_Exercise description_
Gather every line that includes the word "name", please.
━━━━━ Exercise inputs
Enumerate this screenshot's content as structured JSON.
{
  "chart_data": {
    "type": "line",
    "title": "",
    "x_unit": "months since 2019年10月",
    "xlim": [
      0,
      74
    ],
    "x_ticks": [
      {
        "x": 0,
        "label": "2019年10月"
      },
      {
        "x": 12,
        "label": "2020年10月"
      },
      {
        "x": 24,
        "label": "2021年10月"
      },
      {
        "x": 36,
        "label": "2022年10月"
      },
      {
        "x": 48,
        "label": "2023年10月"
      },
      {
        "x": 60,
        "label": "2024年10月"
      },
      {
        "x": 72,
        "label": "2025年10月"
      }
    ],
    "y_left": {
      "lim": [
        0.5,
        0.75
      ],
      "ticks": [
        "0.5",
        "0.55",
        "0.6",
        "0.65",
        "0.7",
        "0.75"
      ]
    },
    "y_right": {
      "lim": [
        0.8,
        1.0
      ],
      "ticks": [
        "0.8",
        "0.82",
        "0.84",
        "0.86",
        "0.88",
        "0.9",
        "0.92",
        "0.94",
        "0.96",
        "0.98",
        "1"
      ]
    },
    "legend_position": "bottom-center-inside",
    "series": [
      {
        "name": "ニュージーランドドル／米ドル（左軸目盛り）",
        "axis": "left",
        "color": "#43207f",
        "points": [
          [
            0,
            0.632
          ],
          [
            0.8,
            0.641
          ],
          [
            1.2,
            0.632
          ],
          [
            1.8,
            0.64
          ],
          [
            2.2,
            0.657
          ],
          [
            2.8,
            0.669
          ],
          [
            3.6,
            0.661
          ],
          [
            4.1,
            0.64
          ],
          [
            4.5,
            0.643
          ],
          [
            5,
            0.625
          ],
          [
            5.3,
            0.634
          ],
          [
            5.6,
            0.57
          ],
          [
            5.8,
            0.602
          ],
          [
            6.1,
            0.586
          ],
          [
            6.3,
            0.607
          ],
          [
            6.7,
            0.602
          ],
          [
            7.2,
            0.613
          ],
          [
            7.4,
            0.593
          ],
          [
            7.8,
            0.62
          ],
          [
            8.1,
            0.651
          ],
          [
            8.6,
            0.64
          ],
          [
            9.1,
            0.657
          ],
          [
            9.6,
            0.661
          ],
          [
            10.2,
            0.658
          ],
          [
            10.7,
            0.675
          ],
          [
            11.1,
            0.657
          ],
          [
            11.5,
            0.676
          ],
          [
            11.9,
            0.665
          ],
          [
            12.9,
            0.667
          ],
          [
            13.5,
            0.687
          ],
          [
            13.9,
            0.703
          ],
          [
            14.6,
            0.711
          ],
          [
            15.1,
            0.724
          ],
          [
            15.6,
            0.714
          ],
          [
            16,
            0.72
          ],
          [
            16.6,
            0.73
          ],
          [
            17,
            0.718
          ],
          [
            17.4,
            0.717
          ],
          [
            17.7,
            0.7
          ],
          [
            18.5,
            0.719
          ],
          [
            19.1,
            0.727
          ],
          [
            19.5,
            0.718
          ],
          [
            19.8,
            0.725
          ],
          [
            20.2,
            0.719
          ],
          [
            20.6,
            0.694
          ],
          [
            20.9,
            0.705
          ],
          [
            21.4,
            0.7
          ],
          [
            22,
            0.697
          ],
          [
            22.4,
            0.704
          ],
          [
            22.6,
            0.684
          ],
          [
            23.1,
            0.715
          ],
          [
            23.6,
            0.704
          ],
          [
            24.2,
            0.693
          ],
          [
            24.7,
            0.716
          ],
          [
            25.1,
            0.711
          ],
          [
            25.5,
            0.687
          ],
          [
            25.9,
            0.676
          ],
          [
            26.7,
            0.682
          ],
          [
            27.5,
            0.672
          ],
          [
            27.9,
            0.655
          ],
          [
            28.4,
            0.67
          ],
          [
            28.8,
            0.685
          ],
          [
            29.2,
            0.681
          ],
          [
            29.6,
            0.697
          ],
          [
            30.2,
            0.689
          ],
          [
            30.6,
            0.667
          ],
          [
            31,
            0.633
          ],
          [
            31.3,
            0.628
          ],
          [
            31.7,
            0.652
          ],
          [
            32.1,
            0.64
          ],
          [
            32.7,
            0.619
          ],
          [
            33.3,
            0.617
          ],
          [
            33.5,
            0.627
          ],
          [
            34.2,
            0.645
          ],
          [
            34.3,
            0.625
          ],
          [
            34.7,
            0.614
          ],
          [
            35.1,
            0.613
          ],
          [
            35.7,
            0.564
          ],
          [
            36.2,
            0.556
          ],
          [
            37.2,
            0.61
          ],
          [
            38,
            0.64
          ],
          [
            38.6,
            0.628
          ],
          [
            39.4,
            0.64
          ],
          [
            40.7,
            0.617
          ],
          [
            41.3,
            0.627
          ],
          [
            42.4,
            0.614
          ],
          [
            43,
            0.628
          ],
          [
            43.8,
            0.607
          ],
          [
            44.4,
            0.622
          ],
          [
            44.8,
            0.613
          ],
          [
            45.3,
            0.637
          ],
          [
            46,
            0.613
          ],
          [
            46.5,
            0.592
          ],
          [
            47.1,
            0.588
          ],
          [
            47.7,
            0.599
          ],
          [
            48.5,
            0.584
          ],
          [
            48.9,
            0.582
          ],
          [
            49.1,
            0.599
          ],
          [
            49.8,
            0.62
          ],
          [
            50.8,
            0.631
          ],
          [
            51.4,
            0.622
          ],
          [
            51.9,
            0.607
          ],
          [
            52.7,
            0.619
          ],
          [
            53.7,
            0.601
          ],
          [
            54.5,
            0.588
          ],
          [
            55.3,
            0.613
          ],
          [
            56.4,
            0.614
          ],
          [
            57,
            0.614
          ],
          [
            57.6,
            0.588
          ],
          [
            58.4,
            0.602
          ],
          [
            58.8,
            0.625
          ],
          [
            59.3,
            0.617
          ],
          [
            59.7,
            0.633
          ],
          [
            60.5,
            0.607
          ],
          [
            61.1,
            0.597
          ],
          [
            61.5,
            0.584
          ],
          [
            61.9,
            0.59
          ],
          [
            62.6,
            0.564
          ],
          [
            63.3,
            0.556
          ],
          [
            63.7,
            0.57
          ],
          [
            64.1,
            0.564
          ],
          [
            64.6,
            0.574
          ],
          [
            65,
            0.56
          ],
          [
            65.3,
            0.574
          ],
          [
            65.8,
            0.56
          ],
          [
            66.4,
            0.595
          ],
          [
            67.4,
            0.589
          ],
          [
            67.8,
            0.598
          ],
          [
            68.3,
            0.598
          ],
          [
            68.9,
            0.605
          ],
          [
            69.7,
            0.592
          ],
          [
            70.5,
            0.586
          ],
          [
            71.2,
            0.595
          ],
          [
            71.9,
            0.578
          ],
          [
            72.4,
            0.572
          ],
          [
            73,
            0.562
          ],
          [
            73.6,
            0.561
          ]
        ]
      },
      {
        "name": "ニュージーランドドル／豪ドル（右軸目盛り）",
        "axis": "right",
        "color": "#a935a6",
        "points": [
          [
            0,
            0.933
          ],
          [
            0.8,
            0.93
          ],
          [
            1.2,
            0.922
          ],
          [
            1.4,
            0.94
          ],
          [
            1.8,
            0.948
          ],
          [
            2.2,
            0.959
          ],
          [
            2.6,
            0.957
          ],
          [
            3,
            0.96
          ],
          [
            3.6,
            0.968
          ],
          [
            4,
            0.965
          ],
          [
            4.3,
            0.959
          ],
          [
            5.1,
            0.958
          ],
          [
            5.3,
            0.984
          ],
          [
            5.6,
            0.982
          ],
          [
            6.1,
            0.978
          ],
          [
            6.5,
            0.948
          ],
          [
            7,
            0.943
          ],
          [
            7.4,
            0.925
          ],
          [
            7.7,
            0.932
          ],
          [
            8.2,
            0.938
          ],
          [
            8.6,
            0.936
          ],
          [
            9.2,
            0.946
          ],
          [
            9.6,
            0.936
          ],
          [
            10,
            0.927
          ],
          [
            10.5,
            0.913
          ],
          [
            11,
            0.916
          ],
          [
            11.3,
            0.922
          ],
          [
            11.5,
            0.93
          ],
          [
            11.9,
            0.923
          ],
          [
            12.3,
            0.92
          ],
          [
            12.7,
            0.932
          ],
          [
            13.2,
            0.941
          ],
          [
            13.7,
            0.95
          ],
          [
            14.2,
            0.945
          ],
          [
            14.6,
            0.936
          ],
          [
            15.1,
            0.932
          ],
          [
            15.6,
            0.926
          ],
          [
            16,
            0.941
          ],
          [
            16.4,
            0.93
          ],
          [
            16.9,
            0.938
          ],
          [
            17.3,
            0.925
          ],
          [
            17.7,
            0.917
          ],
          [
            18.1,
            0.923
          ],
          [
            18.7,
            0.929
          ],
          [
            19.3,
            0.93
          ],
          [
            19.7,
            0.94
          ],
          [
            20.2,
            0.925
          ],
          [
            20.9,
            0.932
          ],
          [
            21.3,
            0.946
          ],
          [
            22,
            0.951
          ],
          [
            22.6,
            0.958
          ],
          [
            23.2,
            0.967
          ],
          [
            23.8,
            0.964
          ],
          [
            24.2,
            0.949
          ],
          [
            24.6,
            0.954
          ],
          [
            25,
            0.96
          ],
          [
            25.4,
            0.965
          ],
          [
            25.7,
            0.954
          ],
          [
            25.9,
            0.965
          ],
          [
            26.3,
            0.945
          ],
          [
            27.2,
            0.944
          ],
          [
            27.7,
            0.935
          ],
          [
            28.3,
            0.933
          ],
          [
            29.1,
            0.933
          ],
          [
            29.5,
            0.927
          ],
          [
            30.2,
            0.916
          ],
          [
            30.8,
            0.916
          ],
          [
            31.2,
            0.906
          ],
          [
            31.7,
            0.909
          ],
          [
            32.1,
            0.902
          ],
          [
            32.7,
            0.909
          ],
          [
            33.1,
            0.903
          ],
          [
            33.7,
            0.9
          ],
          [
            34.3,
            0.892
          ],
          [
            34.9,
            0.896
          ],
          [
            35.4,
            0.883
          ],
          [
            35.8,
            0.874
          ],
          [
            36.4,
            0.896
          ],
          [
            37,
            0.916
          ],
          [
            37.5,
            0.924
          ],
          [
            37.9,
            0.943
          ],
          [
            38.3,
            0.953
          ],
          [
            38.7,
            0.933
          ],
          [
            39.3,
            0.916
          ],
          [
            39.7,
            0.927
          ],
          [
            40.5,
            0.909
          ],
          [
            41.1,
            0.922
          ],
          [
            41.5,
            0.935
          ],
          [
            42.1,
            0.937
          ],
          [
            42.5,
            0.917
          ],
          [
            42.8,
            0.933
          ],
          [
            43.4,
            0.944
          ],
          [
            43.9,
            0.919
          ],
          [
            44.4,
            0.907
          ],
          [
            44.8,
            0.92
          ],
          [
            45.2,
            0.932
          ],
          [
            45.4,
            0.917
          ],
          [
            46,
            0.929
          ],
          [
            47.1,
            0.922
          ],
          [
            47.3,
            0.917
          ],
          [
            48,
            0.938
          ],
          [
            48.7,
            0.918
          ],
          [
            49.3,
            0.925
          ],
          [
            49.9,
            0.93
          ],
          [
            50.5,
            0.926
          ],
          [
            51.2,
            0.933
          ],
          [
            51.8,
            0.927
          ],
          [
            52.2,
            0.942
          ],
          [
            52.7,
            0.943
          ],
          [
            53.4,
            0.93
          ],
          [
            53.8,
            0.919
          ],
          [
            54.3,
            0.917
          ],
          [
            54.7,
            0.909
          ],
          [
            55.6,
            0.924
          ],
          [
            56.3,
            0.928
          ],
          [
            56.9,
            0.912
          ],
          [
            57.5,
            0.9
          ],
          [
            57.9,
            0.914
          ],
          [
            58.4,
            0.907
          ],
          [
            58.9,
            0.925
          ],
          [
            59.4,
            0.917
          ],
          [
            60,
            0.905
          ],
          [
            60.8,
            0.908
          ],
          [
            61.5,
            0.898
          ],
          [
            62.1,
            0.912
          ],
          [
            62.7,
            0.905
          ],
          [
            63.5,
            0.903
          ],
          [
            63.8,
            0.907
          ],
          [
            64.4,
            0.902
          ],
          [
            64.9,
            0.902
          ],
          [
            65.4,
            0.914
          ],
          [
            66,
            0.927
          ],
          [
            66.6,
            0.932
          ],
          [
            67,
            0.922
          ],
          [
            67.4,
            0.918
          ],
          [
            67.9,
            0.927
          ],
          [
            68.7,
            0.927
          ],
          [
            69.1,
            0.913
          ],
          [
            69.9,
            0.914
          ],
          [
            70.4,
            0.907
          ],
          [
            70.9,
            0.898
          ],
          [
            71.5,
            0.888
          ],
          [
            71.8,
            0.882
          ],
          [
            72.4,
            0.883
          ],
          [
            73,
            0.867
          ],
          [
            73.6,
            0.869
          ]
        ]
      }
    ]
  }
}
━━━━━━━━━━
_The completed task_
        "name": "ニュージーランドドル／米ドル（左軸目盛り）",
        "name": "ニュージーランドドル／豪ドル（右軸目盛り）",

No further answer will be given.